- _What you should do_
An exact restatement of all the data is required, with the pictures left out.
*** Opening Source material ***
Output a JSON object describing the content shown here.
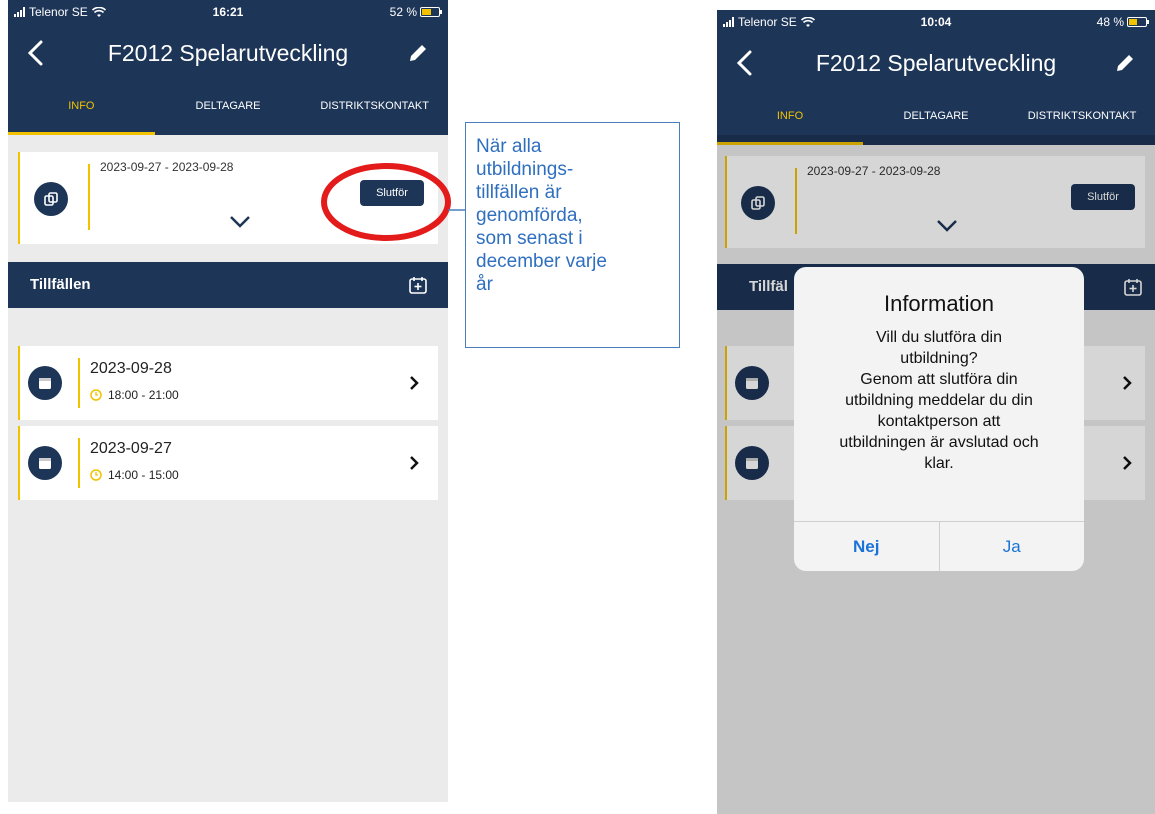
{
  "colors": {
    "header_bg": "#1d3557",
    "accent": "#f2c200",
    "callout_text": "#2f6fbf",
    "ios_blue": "#1a73d9"
  },
  "left_screen": {
    "status": {
      "carrier": "Telenor SE",
      "time": "16:21",
      "battery": "52 %"
    },
    "title": "F2012 Spelarutveckling",
    "tabs": [
      "INFO",
      "DELTAGARE",
      "DISTRIKTSKONTAKT"
    ],
    "active_tab": "INFO",
    "card": {
      "date_range": "2023-09-27 - 2023-09-28",
      "finish_button": "Slutför"
    },
    "section_title": "Tillfällen",
    "sessions": [
      {
        "date": "2023-09-28",
        "time": "18:00 - 21:00"
      },
      {
        "date": "2023-09-27",
        "time": "14:00 - 15:00"
      }
    ]
  },
  "callout": {
    "lines": [
      "När alla",
      "utbildnings-",
      "tillfällen är",
      "genomförda,",
      "som senast i",
      "december varje",
      "år"
    ]
  },
  "right_screen": {
    "status": {
      "carrier": "Telenor SE",
      "time": "10:04",
      "battery": "48 %"
    },
    "title": "F2012 Spelarutveckling",
    "tabs": [
      "INFO",
      "DELTAGARE",
      "DISTRIKTSKONTAKT"
    ],
    "card": {
      "date_range": "2023-09-27 - 2023-09-28",
      "finish_button": "Slutför"
    },
    "section_title": "Tillfäl",
    "dialog": {
      "title": "Information",
      "message_lines": [
        "Vill du slutföra din",
        "utbildning?",
        "Genom att slutföra din",
        "utbildning meddelar du din",
        "kontaktperson att",
        "utbildningen är avslutad och",
        "klar."
      ],
      "no": "Nej",
      "yes": "Ja"
    }
  }
}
*** Closing Source material ***
- _Result_
Output a JSON object describing the content shown here.
{
  "colors": {
    "header_bg": "#1d3557",
    "accent": "#f2c200",
    "callout_text": "#2f6fbf",
    "ios_blue": "#1a73d9"
  },
  "left_screen": {
    "status": {
      "carrier": "Telenor SE",
      "time": "16:21",
      "battery": "52 %"
    },
    "title": "F2012 Spelarutveckling",
    "tabs": [
      "INFO",
      "DELTAGARE",
      "DISTRIKTSKONTAKT"
    ],
    "active_tab": "INFO",
    "card": {
      "date_range": "2023-09-27 - 2023-09-28",
      "finish_button": "Slutför"
    },
    "section_title": "Tillfällen",
    "sessions": [
      {
        "date": "2023-09-28",
        "time": "18:00 - 21:00"
      },
      {
        "date": "2023-09-27",
        "time": "14:00 - 15:00"
      }
    ]
  },
  "callout": {
    "lines": [
      "När alla",
      "utbildnings-",
      "tillfällen är",
      "genomförda,",
      "som senast i",
      "december varje",
      "år"
    ]
  },
  "right_screen": {
    "status": {
      "carrier": "Telenor SE",
      "time": "10:04",
      "battery": "48 %"
    },
    "title": "F2012 Spelarutveckling",
    "tabs": [
      "INFO",
      "DELTAGARE",
      "DISTRIKTSKONTAKT"
    ],
    "card": {
      "date_range": "2023-09-27 - 2023-09-28",
      "finish_button": "Slutför"
    },
    "section_title": "Tillfäl",
    "dialog": {
      "title": "Information",
      "message_lines": [
        "Vill du slutföra din",
        "utbildning?",
        "Genom att slutföra din",
        "utbildning meddelar du din",
        "kontaktperson att",
        "utbildningen är avslutad och",
        "klar."
      ],
      "no": "Nej",
      "yes": "Ja"
    }
  }
}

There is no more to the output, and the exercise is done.